### PROBLEM
Give the entries again exactly, every one of them.

### SOURCE MATERIAL
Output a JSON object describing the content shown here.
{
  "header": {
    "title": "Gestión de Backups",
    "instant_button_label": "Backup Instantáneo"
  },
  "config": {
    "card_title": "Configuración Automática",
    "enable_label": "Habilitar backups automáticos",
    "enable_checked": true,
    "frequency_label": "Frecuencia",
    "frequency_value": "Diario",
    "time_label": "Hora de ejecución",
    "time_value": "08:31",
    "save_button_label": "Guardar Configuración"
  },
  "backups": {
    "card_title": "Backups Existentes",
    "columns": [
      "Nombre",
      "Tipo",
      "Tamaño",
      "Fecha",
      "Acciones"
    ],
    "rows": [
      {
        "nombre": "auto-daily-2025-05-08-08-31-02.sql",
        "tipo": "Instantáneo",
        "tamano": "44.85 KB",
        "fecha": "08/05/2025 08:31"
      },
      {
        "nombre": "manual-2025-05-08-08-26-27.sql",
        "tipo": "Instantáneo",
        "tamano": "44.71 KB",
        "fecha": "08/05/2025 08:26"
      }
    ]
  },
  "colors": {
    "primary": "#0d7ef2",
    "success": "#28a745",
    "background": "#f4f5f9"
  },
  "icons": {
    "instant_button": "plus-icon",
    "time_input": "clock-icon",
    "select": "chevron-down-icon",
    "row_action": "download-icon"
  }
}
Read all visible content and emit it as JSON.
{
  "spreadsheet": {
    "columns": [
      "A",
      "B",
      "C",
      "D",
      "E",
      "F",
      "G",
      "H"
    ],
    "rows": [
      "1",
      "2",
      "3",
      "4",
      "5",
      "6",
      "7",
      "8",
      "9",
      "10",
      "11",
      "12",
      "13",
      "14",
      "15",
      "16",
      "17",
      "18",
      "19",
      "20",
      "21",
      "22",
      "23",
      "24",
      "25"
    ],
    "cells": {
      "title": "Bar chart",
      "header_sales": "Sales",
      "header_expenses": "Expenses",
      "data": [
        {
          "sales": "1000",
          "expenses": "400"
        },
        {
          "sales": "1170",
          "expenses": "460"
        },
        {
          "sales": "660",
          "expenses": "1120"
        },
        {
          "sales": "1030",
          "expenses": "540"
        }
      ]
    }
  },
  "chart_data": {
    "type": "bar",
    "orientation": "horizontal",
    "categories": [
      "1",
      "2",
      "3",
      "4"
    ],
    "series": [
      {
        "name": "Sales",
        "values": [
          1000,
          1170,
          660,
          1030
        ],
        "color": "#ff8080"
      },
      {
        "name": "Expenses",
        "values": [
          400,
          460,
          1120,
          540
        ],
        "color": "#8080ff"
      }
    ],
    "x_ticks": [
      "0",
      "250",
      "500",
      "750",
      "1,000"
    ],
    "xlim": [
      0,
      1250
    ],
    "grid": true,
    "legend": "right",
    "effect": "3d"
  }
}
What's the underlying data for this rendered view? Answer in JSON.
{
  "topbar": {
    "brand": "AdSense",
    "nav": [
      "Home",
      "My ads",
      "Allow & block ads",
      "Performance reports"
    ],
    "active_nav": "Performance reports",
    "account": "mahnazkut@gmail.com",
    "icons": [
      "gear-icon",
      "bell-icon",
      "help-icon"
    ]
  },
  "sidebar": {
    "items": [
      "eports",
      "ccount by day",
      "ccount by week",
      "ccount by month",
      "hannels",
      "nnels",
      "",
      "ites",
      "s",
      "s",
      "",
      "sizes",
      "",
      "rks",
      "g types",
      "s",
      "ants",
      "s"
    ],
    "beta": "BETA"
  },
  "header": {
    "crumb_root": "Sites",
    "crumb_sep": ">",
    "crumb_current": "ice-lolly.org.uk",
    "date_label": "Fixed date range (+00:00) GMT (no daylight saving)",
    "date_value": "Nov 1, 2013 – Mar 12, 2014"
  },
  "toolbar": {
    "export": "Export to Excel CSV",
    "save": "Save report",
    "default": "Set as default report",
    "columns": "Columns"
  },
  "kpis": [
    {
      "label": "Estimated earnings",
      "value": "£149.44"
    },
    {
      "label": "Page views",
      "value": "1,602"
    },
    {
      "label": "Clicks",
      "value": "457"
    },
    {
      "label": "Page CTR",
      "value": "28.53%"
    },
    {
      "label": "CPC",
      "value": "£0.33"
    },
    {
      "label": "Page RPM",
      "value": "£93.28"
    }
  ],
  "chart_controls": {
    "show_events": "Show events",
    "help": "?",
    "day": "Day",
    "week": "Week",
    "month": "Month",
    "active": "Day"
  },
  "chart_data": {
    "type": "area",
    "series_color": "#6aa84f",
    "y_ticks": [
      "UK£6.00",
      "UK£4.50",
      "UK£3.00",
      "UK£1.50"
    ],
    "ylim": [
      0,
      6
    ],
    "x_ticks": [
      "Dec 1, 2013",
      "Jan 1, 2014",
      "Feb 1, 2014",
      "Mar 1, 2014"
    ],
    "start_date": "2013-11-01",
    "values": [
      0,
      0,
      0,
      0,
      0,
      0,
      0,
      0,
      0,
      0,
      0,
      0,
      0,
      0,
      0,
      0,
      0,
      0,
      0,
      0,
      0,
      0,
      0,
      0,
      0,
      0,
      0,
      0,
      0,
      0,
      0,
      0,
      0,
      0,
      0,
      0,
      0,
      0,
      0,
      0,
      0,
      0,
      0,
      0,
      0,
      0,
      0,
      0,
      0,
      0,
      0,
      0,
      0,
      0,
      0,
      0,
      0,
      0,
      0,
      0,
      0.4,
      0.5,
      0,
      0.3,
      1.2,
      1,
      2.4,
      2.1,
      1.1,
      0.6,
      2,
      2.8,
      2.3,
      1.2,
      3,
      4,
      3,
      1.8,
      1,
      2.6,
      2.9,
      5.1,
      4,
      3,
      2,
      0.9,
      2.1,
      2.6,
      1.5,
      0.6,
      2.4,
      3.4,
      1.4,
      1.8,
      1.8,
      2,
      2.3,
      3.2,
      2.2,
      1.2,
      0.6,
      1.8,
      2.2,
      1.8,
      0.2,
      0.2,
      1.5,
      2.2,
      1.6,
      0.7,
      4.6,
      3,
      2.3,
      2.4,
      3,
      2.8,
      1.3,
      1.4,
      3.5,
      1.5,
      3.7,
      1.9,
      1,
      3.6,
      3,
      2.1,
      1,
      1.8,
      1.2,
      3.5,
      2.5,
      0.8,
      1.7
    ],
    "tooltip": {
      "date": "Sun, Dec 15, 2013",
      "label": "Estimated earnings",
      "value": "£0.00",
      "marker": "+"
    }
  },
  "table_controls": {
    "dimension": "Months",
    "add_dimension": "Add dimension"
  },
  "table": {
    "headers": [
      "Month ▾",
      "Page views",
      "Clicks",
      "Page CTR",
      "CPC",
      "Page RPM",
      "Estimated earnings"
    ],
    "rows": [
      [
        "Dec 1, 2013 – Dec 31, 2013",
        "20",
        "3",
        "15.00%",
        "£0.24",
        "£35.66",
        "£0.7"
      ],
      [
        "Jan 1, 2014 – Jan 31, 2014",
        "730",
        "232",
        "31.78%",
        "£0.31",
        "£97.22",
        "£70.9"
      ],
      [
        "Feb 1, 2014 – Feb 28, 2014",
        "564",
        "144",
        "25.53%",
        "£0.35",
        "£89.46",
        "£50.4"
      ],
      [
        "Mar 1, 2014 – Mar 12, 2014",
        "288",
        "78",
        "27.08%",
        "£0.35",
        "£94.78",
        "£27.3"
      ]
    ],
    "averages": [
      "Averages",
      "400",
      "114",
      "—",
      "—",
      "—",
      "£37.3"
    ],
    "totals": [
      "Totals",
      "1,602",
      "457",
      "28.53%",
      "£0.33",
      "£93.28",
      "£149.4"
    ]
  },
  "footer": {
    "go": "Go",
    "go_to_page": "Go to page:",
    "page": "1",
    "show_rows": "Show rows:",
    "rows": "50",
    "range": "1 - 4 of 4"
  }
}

### RESULT FOR THIS EXERCISE
Output a JSON object describing the content shown here.
{
  "header": {
    "title": "Gestión de Backups",
    "instant_button_label": "Backup Instantáneo"
  },
  "config": {
    "card_title": "Configuración Automática",
    "enable_label": "Habilitar backups automáticos",
    "enable_checked": true,
    "frequency_label": "Frecuencia",
    "frequency_value": "Diario",
    "time_label": "Hora de ejecución",
    "time_value": "08:31",
    "save_button_label": "Guardar Configuración"
  },
  "backups": {
    "card_title": "Backups Existentes",
    "columns": [
      "Nombre",
      "Tipo",
      "Tamaño",
      "Fecha",
      "Acciones"
    ],
    "rows": [
      {
        "nombre": "auto-daily-2025-05-08-08-31-02.sql",
        "tipo": "Instantáneo",
        "tamano": "44.85 KB",
        "fecha": "08/05/2025 08:31"
      },
      {
        "nombre": "manual-2025-05-08-08-26-27.sql",
        "tipo": "Instantáneo",
        "tamano": "44.71 KB",
        "fecha": "08/05/2025 08:26"
      }
    ]
  },
  "colors": {
    "primary": "#0d7ef2",
    "success": "#28a745",
    "background": "#f4f5f9"
  },
  "icons": {
    "instant_button": "plus-icon",
    "time_input": "clock-icon",
    "select": "chevron-down-icon",
    "row_action": "download-icon"
  }
}
Read all visible content and emit it as JSON.
{
  "spreadsheet": {
    "columns": [
      "A",
      "B",
      "C",
      "D",
      "E",
      "F",
      "G",
      "H"
    ],
    "rows": [
      "1",
      "2",
      "3",
      "4",
      "5",
      "6",
      "7",
      "8",
      "9",
      "10",
      "11",
      "12",
      "13",
      "14",
      "15",
      "16",
      "17",
      "18",
      "19",
      "20",
      "21",
      "22",
      "23",
      "24",
      "25"
    ],
    "cells": {
      "title": "Bar chart",
      "header_sales": "Sales",
      "header_expenses": "Expenses",
      "data": [
        {
          "sales": "1000",
          "expenses": "400"
        },
        {
          "sales": "1170",
          "expenses": "460"
        },
        {
          "sales": "660",
          "expenses": "1120"
        },
        {
          "sales": "1030",
          "expenses": "540"
        }
      ]
    }
  },
  "chart_data": {
    "type": "bar",
    "orientation": "horizontal",
    "categories": [
      "1",
      "2",
      "3",
      "4"
    ],
    "series": [
      {
        "name": "Sales",
        "values": [
          1000,
          1170,
          660,
          1030
        ],
        "color": "#ff8080"
      },
      {
        "name": "Expenses",
        "values": [
          400,
          460,
          1120,
          540
        ],
        "color": "#8080ff"
      }
    ],
    "x_ticks": [
      "0",
      "250",
      "500",
      "750",
      "1,000"
    ],
    "xlim": [
      0,
      1250
    ],
    "grid": true,
    "legend": "right",
    "effect": "3d"
  }
}
What's the underlying data for this rendered view? Answer in JSON.
{
  "topbar": {
    "brand": "AdSense",
    "nav": [
      "Home",
      "My ads",
      "Allow & block ads",
      "Performance reports"
    ],
    "active_nav": "Performance reports",
    "account": "mahnazkut@gmail.com",
    "icons": [
      "gear-icon",
      "bell-icon",
      "help-icon"
    ]
  },
  "sidebar": {
    "items": [
      "eports",
      "ccount by day",
      "ccount by week",
      "ccount by month",
      "hannels",
      "nnels",
      "",
      "ites",
      "s",
      "s",
      "",
      "sizes",
      "",
      "rks",
      "g types",
      "s",
      "ants",
      "s"
    ],
    "beta": "BETA"
  },
  "header": {
    "crumb_root": "Sites",
    "crumb_sep": ">",
    "crumb_current": "ice-lolly.org.uk",
    "date_label": "Fixed date range (+00:00) GMT (no daylight saving)",
    "date_value": "Nov 1, 2013 – Mar 12, 2014"
  },
  "toolbar": {
    "export": "Export to Excel CSV",
    "save": "Save report",
    "default": "Set as default report",
    "columns": "Columns"
  },
  "kpis": [
    {
      "label": "Estimated earnings",
      "value": "£149.44"
    },
    {
      "label": "Page views",
      "value": "1,602"
    },
    {
      "label": "Clicks",
      "value": "457"
    },
    {
      "label": "Page CTR",
      "value": "28.53%"
    },
    {
      "label": "CPC",
      "value": "£0.33"
    },
    {
      "label": "Page RPM",
      "value": "£93.28"
    }
  ],
  "chart_controls": {
    "show_events": "Show events",
    "help": "?",
    "day": "Day",
    "week": "Week",
    "month": "Month",
    "active": "Day"
  },
  "chart_data": {
    "type": "area",
    "series_color": "#6aa84f",
    "y_ticks": [
      "UK£6.00",
      "UK£4.50",
      "UK£3.00",
      "UK£1.50"
    ],
    "ylim": [
      0,
      6
    ],
    "x_ticks": [
      "Dec 1, 2013",
      "Jan 1, 2014",
      "Feb 1, 2014",
      "Mar 1, 2014"
    ],
    "start_date": "2013-11-01",
    "values": [
      0,
      0,
      0,
      0,
      0,
      0,
      0,
      0,
      0,
      0,
      0,
      0,
      0,
      0,
      0,
      0,
      0,
      0,
      0,
      0,
      0,
      0,
      0,
      0,
      0,
      0,
      0,
      0,
      0,
      0,
      0,
      0,
      0,
      0,
      0,
      0,
      0,
      0,
      0,
      0,
      0,
      0,
      0,
      0,
      0,
      0,
      0,
      0,
      0,
      0,
      0,
      0,
      0,
      0,
      0,
      0,
      0,
      0,
      0,
      0,
      0.4,
      0.5,
      0,
      0.3,
      1.2,
      1,
      2.4,
      2.1,
      1.1,
      0.6,
      2,
      2.8,
      2.3,
      1.2,
      3,
      4,
      3,
      1.8,
      1,
      2.6,
      2.9,
      5.1,
      4,
      3,
      2,
      0.9,
      2.1,
      2.6,
      1.5,
      0.6,
      2.4,
      3.4,
      1.4,
      1.8,
      1.8,
      2,
      2.3,
      3.2,
      2.2,
      1.2,
      0.6,
      1.8,
      2.2,
      1.8,
      0.2,
      0.2,
      1.5,
      2.2,
      1.6,
      0.7,
      4.6,
      3,
      2.3,
      2.4,
      3,
      2.8,
      1.3,
      1.4,
      3.5,
      1.5,
      3.7,
      1.9,
      1,
      3.6,
      3,
      2.1,
      1,
      1.8,
      1.2,
      3.5,
      2.5,
      0.8,
      1.7
    ],
    "tooltip": {
      "date": "Sun, Dec 15, 2013",
      "label": "Estimated earnings",
      "value": "£0.00",
      "marker": "+"
    }
  },
  "table_controls": {
    "dimension": "Months",
    "add_dimension": "Add dimension"
  },
  "table": {
    "headers": [
      "Month ▾",
      "Page views",
      "Clicks",
      "Page CTR",
      "CPC",
      "Page RPM",
      "Estimated earnings"
    ],
    "rows": [
      [
        "Dec 1, 2013 – Dec 31, 2013",
        "20",
        "3",
        "15.00%",
        "£0.24",
        "£35.66",
        "£0.7"
      ],
      [
        "Jan 1, 2014 – Jan 31, 2014",
        "730",
        "232",
        "31.78%",
        "£0.31",
        "£97.22",
        "£70.9"
      ],
      [
        "Feb 1, 2014 – Feb 28, 2014",
        "564",
        "144",
        "25.53%",
        "£0.35",
        "£89.46",
        "£50.4"
      ],
      [
        "Mar 1, 2014 – Mar 12, 2014",
        "288",
        "78",
        "27.08%",
        "£0.35",
        "£94.78",
        "£27.3"
      ]
    ],
    "averages": [
      "Averages",
      "400",
      "114",
      "—",
      "—",
      "—",
      "£37.3"
    ],
    "totals": [
      "Totals",
      "1,602",
      "457",
      "28.53%",
      "£0.33",
      "£93.28",
      "£149.4"
    ]
  },
  "footer": {
    "go": "Go",
    "go_to_page": "Go to page:",
    "page": "1",
    "show_rows": "Show rows:",
    "rows": "50",
    "range": "1 - 4 of 4"
  }
}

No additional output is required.